* Do this *
Write out all the entries word for word, but skip any images.

* Data rows *

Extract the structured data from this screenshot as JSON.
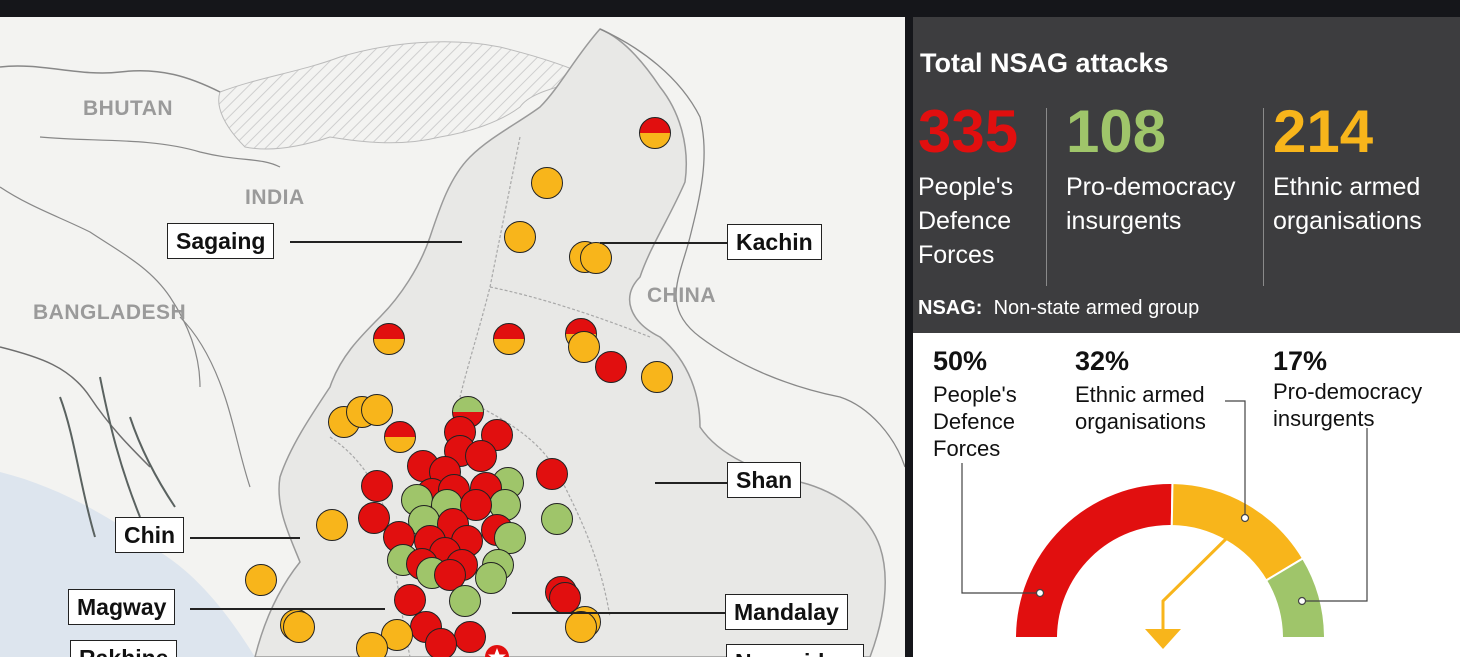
{
  "map": {
    "countries": {
      "bhutan": "BHUTAN",
      "india": "INDIA",
      "bangladesh": "BANGLADESH",
      "china": "CHINA"
    },
    "regions": {
      "sagaing": "Sagaing",
      "kachin": "Kachin",
      "shan": "Shan",
      "chin": "Chin",
      "magway": "Magway",
      "mandalay": "Mandalay",
      "rakhine": "Rakhine",
      "naypyidaw": "Naypyidaw"
    },
    "legend_colors": {
      "peoples_defence_forces": "#e10f0f",
      "ethnic_armed_organisations": "#f8b51b",
      "pro_democracy_insurgents": "#9fc56a"
    }
  },
  "panel": {
    "title": "Total NSAG attacks",
    "stats": [
      {
        "value": "335",
        "label": "People's Defence Forces",
        "color": "#e10f0f"
      },
      {
        "value": "108",
        "label": "Pro-democracy insurgents",
        "color": "#9fc56a"
      },
      {
        "value": "214",
        "label": "Ethnic armed organisations",
        "color": "#f8b51b"
      }
    ],
    "note_term": "NSAG:",
    "note_text": "Non-state armed group"
  },
  "shares": {
    "pdf": {
      "percent": "50%",
      "label": "People's Defence Forces",
      "value": 50
    },
    "eao": {
      "percent": "32%",
      "label": "Ethnic armed organisations",
      "value": 32
    },
    "pro": {
      "percent": "17%",
      "label": "Pro-democracy insurgents",
      "value": 17
    }
  }
}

* Completed task *
Extract the structured data from this screenshot as JSON.
{
  "map": {
    "countries": {
      "bhutan": "BHUTAN",
      "india": "INDIA",
      "bangladesh": "BANGLADESH",
      "china": "CHINA"
    },
    "regions": {
      "sagaing": "Sagaing",
      "kachin": "Kachin",
      "shan": "Shan",
      "chin": "Chin",
      "magway": "Magway",
      "mandalay": "Mandalay",
      "rakhine": "Rakhine",
      "naypyidaw": "Naypyidaw"
    },
    "legend_colors": {
      "peoples_defence_forces": "#e10f0f",
      "ethnic_armed_organisations": "#f8b51b",
      "pro_democracy_insurgents": "#9fc56a"
    }
  },
  "panel": {
    "title": "Total NSAG attacks",
    "stats": [
      {
        "value": "335",
        "label": "People's Defence Forces",
        "color": "#e10f0f"
      },
      {
        "value": "108",
        "label": "Pro-democracy insurgents",
        "color": "#9fc56a"
      },
      {
        "value": "214",
        "label": "Ethnic armed organisations",
        "color": "#f8b51b"
      }
    ],
    "note_term": "NSAG:",
    "note_text": "Non-state armed group"
  },
  "shares": {
    "pdf": {
      "percent": "50%",
      "label": "People's Defence Forces",
      "value": 50
    },
    "eao": {
      "percent": "32%",
      "label": "Ethnic armed organisations",
      "value": 32
    },
    "pro": {
      "percent": "17%",
      "label": "Pro-democracy insurgents",
      "value": 17
    }
  }
}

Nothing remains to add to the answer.